:: Directive ::
Transcribe every entry word for word, leaving out all images.

Entries with figure data:

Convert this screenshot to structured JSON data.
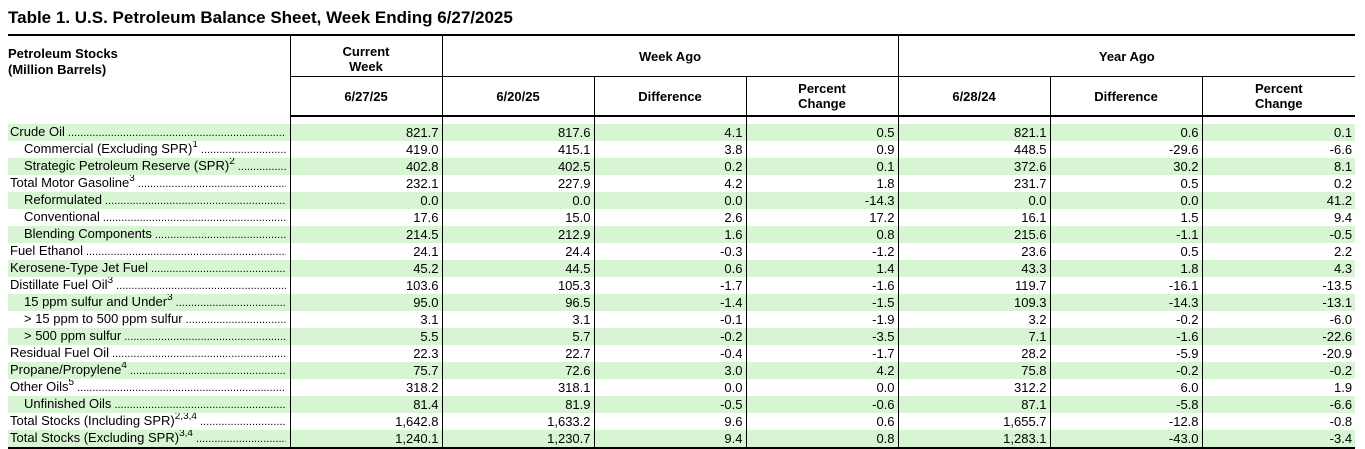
{
  "title": "Table 1.   U.S. Petroleum Balance Sheet, Week Ending 6/27/2025",
  "header": {
    "stocks_label_line1": "Petroleum Stocks",
    "stocks_label_line2": "(Million Barrels)",
    "current_week_line1": "Current",
    "current_week_line2": "Week",
    "current_week_date": "6/27/25",
    "week_ago": "Week Ago",
    "year_ago": "Year Ago",
    "week_ago_date": "6/20/25",
    "year_ago_date": "6/28/24",
    "difference": "Difference",
    "percent_line1": "Percent",
    "percent_line2": "Change"
  },
  "colors": {
    "row_highlight": "#d7f5d2",
    "rule": "#000000"
  },
  "rows": [
    {
      "label": "Crude Oil",
      "sup": "",
      "indent": false,
      "green": true,
      "values": [
        "821.7",
        "817.6",
        "4.1",
        "0.5",
        "821.1",
        "0.6",
        "0.1"
      ]
    },
    {
      "label": "Commercial (Excluding SPR)",
      "sup": "1",
      "indent": true,
      "green": false,
      "values": [
        "419.0",
        "415.1",
        "3.8",
        "0.9",
        "448.5",
        "-29.6",
        "-6.6"
      ]
    },
    {
      "label": "Strategic Petroleum Reserve (SPR)",
      "sup": "2",
      "indent": true,
      "green": true,
      "values": [
        "402.8",
        "402.5",
        "0.2",
        "0.1",
        "372.6",
        "30.2",
        "8.1"
      ]
    },
    {
      "label": "Total Motor Gasoline",
      "sup": "3",
      "indent": false,
      "green": false,
      "values": [
        "232.1",
        "227.9",
        "4.2",
        "1.8",
        "231.7",
        "0.5",
        "0.2"
      ]
    },
    {
      "label": "Reformulated",
      "sup": "",
      "indent": true,
      "green": true,
      "values": [
        "0.0",
        "0.0",
        "0.0",
        "-14.3",
        "0.0",
        "0.0",
        "41.2"
      ]
    },
    {
      "label": "Conventional",
      "sup": "",
      "indent": true,
      "green": false,
      "values": [
        "17.6",
        "15.0",
        "2.6",
        "17.2",
        "16.1",
        "1.5",
        "9.4"
      ]
    },
    {
      "label": "Blending Components",
      "sup": "",
      "indent": true,
      "green": true,
      "values": [
        "214.5",
        "212.9",
        "1.6",
        "0.8",
        "215.6",
        "-1.1",
        "-0.5"
      ]
    },
    {
      "label": "Fuel Ethanol",
      "sup": "",
      "indent": false,
      "green": false,
      "values": [
        "24.1",
        "24.4",
        "-0.3",
        "-1.2",
        "23.6",
        "0.5",
        "2.2"
      ]
    },
    {
      "label": "Kerosene-Type Jet Fuel",
      "sup": "",
      "indent": false,
      "green": true,
      "values": [
        "45.2",
        "44.5",
        "0.6",
        "1.4",
        "43.3",
        "1.8",
        "4.3"
      ]
    },
    {
      "label": "Distillate Fuel Oil",
      "sup": "3",
      "indent": false,
      "green": false,
      "values": [
        "103.6",
        "105.3",
        "-1.7",
        "-1.6",
        "119.7",
        "-16.1",
        "-13.5"
      ]
    },
    {
      "label": "15 ppm sulfur and Under",
      "sup": "3",
      "indent": true,
      "green": true,
      "values": [
        "95.0",
        "96.5",
        "-1.4",
        "-1.5",
        "109.3",
        "-14.3",
        "-13.1"
      ]
    },
    {
      "label": "> 15 ppm to 500 ppm sulfur",
      "sup": "",
      "indent": true,
      "green": false,
      "values": [
        "3.1",
        "3.1",
        "-0.1",
        "-1.9",
        "3.2",
        "-0.2",
        "-6.0"
      ]
    },
    {
      "label": "> 500 ppm sulfur",
      "sup": "",
      "indent": true,
      "green": true,
      "values": [
        "5.5",
        "5.7",
        "-0.2",
        "-3.5",
        "7.1",
        "-1.6",
        "-22.6"
      ]
    },
    {
      "label": "Residual Fuel Oil",
      "sup": "",
      "indent": false,
      "green": false,
      "values": [
        "22.3",
        "22.7",
        "-0.4",
        "-1.7",
        "28.2",
        "-5.9",
        "-20.9"
      ]
    },
    {
      "label": "Propane/Propylene",
      "sup": "4",
      "indent": false,
      "green": true,
      "values": [
        "75.7",
        "72.6",
        "3.0",
        "4.2",
        "75.8",
        "-0.2",
        "-0.2"
      ]
    },
    {
      "label": "Other Oils",
      "sup": "5",
      "indent": false,
      "green": false,
      "values": [
        "318.2",
        "318.1",
        "0.0",
        "0.0",
        "312.2",
        "6.0",
        "1.9"
      ]
    },
    {
      "label": "Unfinished Oils",
      "sup": "",
      "indent": true,
      "green": true,
      "values": [
        "81.4",
        "81.9",
        "-0.5",
        "-0.6",
        "87.1",
        "-5.8",
        "-6.6"
      ]
    },
    {
      "label": "Total Stocks (Including SPR)",
      "sup": "2,3,4",
      "indent": false,
      "green": false,
      "values": [
        "1,642.8",
        "1,633.2",
        "9.6",
        "0.6",
        "1,655.7",
        "-12.8",
        "-0.8"
      ]
    },
    {
      "label": "Total Stocks (Excluding SPR)",
      "sup": "3,4",
      "indent": false,
      "green": true,
      "values": [
        "1,240.1",
        "1,230.7",
        "9.4",
        "0.8",
        "1,283.1",
        "-43.0",
        "-3.4"
      ]
    }
  ]
}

:: Output of the task ::
Convert this screenshot to structured JSON data.
{
  "title": "Table 1.   U.S. Petroleum Balance Sheet, Week Ending 6/27/2025",
  "header": {
    "stocks_label_line1": "Petroleum Stocks",
    "stocks_label_line2": "(Million Barrels)",
    "current_week_line1": "Current",
    "current_week_line2": "Week",
    "current_week_date": "6/27/25",
    "week_ago": "Week Ago",
    "year_ago": "Year Ago",
    "week_ago_date": "6/20/25",
    "year_ago_date": "6/28/24",
    "difference": "Difference",
    "percent_line1": "Percent",
    "percent_line2": "Change"
  },
  "colors": {
    "row_highlight": "#d7f5d2",
    "rule": "#000000"
  },
  "rows": [
    {
      "label": "Crude Oil",
      "sup": "",
      "indent": false,
      "green": true,
      "values": [
        "821.7",
        "817.6",
        "4.1",
        "0.5",
        "821.1",
        "0.6",
        "0.1"
      ]
    },
    {
      "label": "Commercial (Excluding SPR)",
      "sup": "1",
      "indent": true,
      "green": false,
      "values": [
        "419.0",
        "415.1",
        "3.8",
        "0.9",
        "448.5",
        "-29.6",
        "-6.6"
      ]
    },
    {
      "label": "Strategic Petroleum Reserve (SPR)",
      "sup": "2",
      "indent": true,
      "green": true,
      "values": [
        "402.8",
        "402.5",
        "0.2",
        "0.1",
        "372.6",
        "30.2",
        "8.1"
      ]
    },
    {
      "label": "Total Motor Gasoline",
      "sup": "3",
      "indent": false,
      "green": false,
      "values": [
        "232.1",
        "227.9",
        "4.2",
        "1.8",
        "231.7",
        "0.5",
        "0.2"
      ]
    },
    {
      "label": "Reformulated",
      "sup": "",
      "indent": true,
      "green": true,
      "values": [
        "0.0",
        "0.0",
        "0.0",
        "-14.3",
        "0.0",
        "0.0",
        "41.2"
      ]
    },
    {
      "label": "Conventional",
      "sup": "",
      "indent": true,
      "green": false,
      "values": [
        "17.6",
        "15.0",
        "2.6",
        "17.2",
        "16.1",
        "1.5",
        "9.4"
      ]
    },
    {
      "label": "Blending Components",
      "sup": "",
      "indent": true,
      "green": true,
      "values": [
        "214.5",
        "212.9",
        "1.6",
        "0.8",
        "215.6",
        "-1.1",
        "-0.5"
      ]
    },
    {
      "label": "Fuel Ethanol",
      "sup": "",
      "indent": false,
      "green": false,
      "values": [
        "24.1",
        "24.4",
        "-0.3",
        "-1.2",
        "23.6",
        "0.5",
        "2.2"
      ]
    },
    {
      "label": "Kerosene-Type Jet Fuel",
      "sup": "",
      "indent": false,
      "green": true,
      "values": [
        "45.2",
        "44.5",
        "0.6",
        "1.4",
        "43.3",
        "1.8",
        "4.3"
      ]
    },
    {
      "label": "Distillate Fuel Oil",
      "sup": "3",
      "indent": false,
      "green": false,
      "values": [
        "103.6",
        "105.3",
        "-1.7",
        "-1.6",
        "119.7",
        "-16.1",
        "-13.5"
      ]
    },
    {
      "label": "15 ppm sulfur and Under",
      "sup": "3",
      "indent": true,
      "green": true,
      "values": [
        "95.0",
        "96.5",
        "-1.4",
        "-1.5",
        "109.3",
        "-14.3",
        "-13.1"
      ]
    },
    {
      "label": "> 15 ppm to 500 ppm sulfur",
      "sup": "",
      "indent": true,
      "green": false,
      "values": [
        "3.1",
        "3.1",
        "-0.1",
        "-1.9",
        "3.2",
        "-0.2",
        "-6.0"
      ]
    },
    {
      "label": "> 500 ppm sulfur",
      "sup": "",
      "indent": true,
      "green": true,
      "values": [
        "5.5",
        "5.7",
        "-0.2",
        "-3.5",
        "7.1",
        "-1.6",
        "-22.6"
      ]
    },
    {
      "label": "Residual Fuel Oil",
      "sup": "",
      "indent": false,
      "green": false,
      "values": [
        "22.3",
        "22.7",
        "-0.4",
        "-1.7",
        "28.2",
        "-5.9",
        "-20.9"
      ]
    },
    {
      "label": "Propane/Propylene",
      "sup": "4",
      "indent": false,
      "green": true,
      "values": [
        "75.7",
        "72.6",
        "3.0",
        "4.2",
        "75.8",
        "-0.2",
        "-0.2"
      ]
    },
    {
      "label": "Other Oils",
      "sup": "5",
      "indent": false,
      "green": false,
      "values": [
        "318.2",
        "318.1",
        "0.0",
        "0.0",
        "312.2",
        "6.0",
        "1.9"
      ]
    },
    {
      "label": "Unfinished Oils",
      "sup": "",
      "indent": true,
      "green": true,
      "values": [
        "81.4",
        "81.9",
        "-0.5",
        "-0.6",
        "87.1",
        "-5.8",
        "-6.6"
      ]
    },
    {
      "label": "Total Stocks (Including SPR)",
      "sup": "2,3,4",
      "indent": false,
      "green": false,
      "values": [
        "1,642.8",
        "1,633.2",
        "9.6",
        "0.6",
        "1,655.7",
        "-12.8",
        "-0.8"
      ]
    },
    {
      "label": "Total Stocks (Excluding SPR)",
      "sup": "3,4",
      "indent": false,
      "green": true,
      "values": [
        "1,240.1",
        "1,230.7",
        "9.4",
        "0.8",
        "1,283.1",
        "-43.0",
        "-3.4"
      ]
    }
  ]
}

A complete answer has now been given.